▶ Task prompt: A single number is the answer here: how many lines of the entries contain "shows"?

BEGIN Entries provided

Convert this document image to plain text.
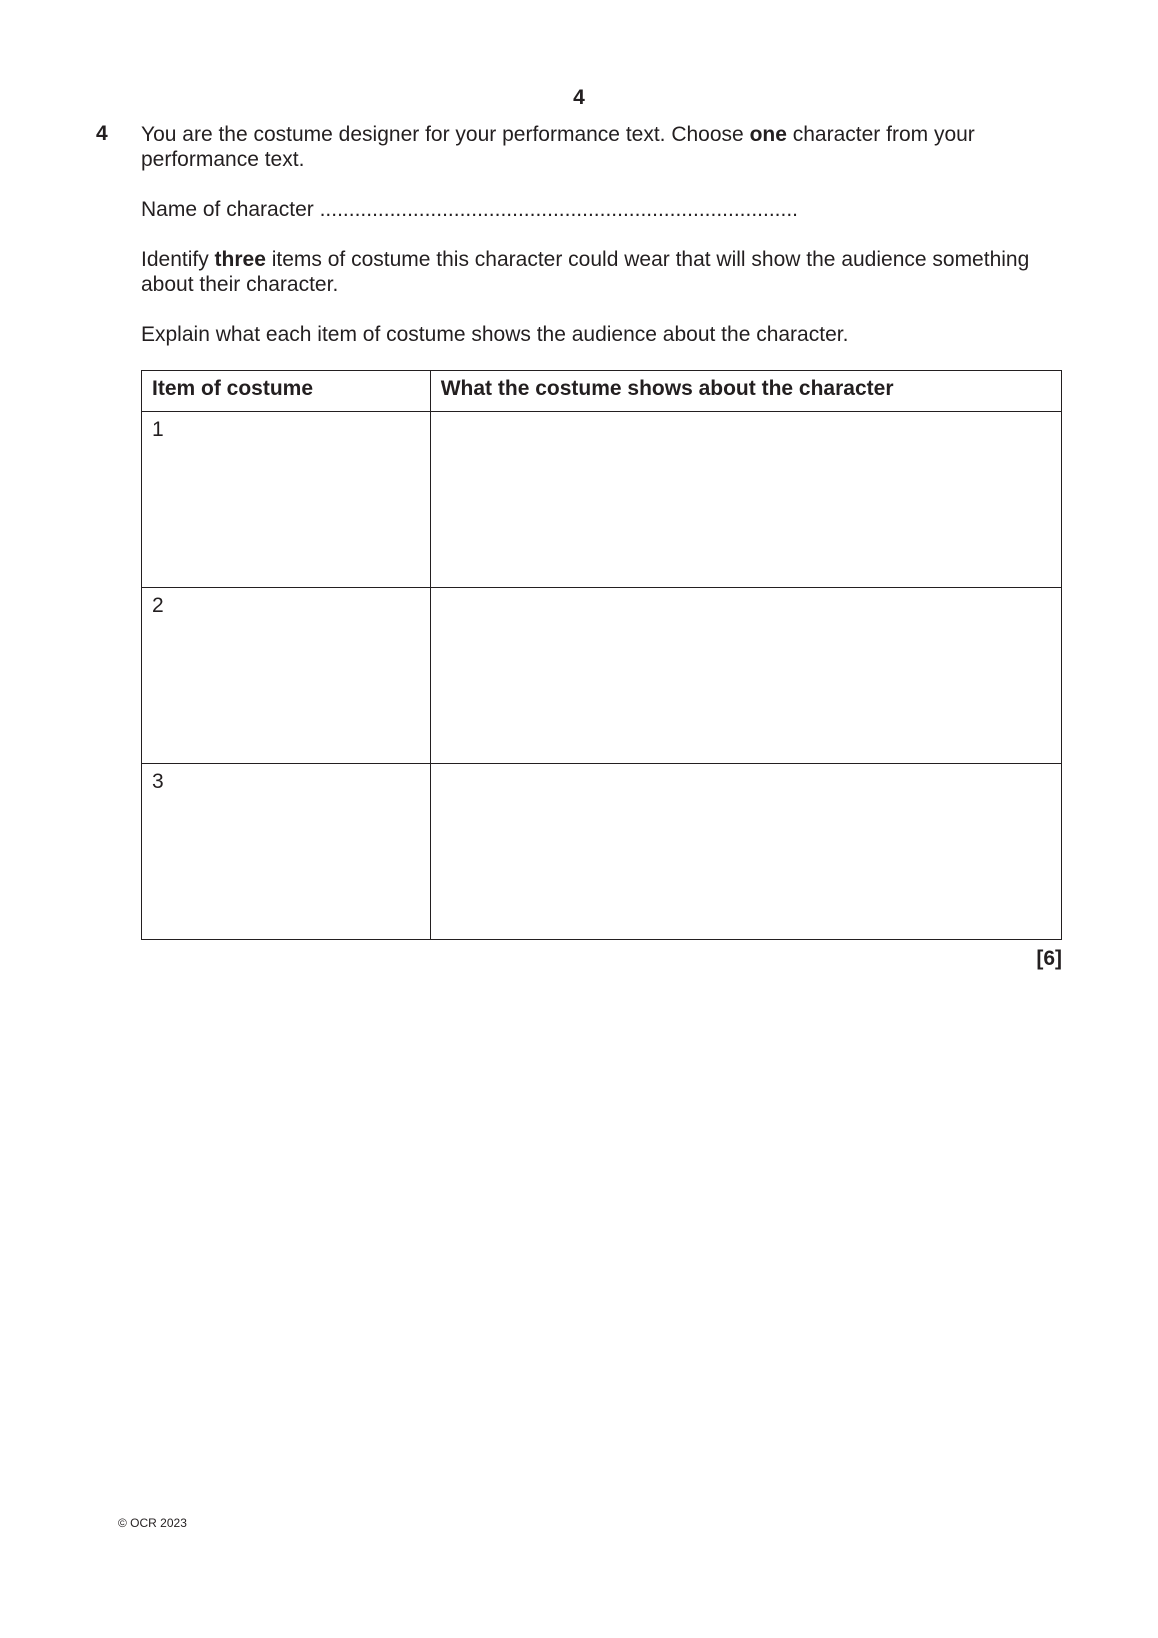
4
4 You are the costume designer for your performance text. Choose one character from your performance text.

Name of character ..................................................................................

Identify three items of costume this character could wear that will show the audience something about their character.

Explain what each item of costume shows the audience about the character.

Item of costume	What the costume shows about the character
1	
2	
3	
[6]
© OCR 2023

END Entries provided

▶ Written answer: 2